— start RECORDS SUPPLIED —

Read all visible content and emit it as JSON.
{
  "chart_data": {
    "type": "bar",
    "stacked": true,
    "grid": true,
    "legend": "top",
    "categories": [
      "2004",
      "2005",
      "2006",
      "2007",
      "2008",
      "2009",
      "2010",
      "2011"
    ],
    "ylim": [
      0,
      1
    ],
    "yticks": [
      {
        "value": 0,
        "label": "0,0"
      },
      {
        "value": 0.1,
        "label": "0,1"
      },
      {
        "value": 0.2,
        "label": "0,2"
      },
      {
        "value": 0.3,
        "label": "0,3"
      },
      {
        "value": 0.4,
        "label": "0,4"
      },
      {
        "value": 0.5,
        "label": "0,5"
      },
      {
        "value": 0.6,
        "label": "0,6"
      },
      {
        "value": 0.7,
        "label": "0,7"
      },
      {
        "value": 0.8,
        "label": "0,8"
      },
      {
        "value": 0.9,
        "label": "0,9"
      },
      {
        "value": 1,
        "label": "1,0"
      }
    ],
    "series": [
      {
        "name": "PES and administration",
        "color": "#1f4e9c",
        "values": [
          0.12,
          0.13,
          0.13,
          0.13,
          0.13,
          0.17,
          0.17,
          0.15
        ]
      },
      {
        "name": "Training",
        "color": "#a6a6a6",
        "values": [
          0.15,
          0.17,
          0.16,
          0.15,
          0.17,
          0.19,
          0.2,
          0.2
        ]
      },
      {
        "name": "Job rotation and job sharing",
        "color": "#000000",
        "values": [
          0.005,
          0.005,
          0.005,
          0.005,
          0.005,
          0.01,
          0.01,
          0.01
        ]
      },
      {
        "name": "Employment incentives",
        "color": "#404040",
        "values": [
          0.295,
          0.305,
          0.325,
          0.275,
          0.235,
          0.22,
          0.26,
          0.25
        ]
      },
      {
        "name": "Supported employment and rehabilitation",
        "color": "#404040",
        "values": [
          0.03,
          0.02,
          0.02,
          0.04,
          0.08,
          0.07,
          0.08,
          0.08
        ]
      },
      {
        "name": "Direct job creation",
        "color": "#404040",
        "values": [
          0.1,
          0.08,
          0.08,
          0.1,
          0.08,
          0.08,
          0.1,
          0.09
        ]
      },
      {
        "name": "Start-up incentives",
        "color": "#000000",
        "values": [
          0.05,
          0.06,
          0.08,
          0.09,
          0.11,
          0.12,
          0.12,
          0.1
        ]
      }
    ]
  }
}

— end RECORDS SUPPLIED —

# [EXERCISE]
List every line above containing the word "name".

# [REPLY]
        "name": "PES and administration",
        "name": "Training",
        "name": "Job rotation and job sharing",
        "name": "Employment incentives",
        "name": "Supported employment and rehabilitation",
        "name": "Direct job creation",
        "name": "Start-up incentives",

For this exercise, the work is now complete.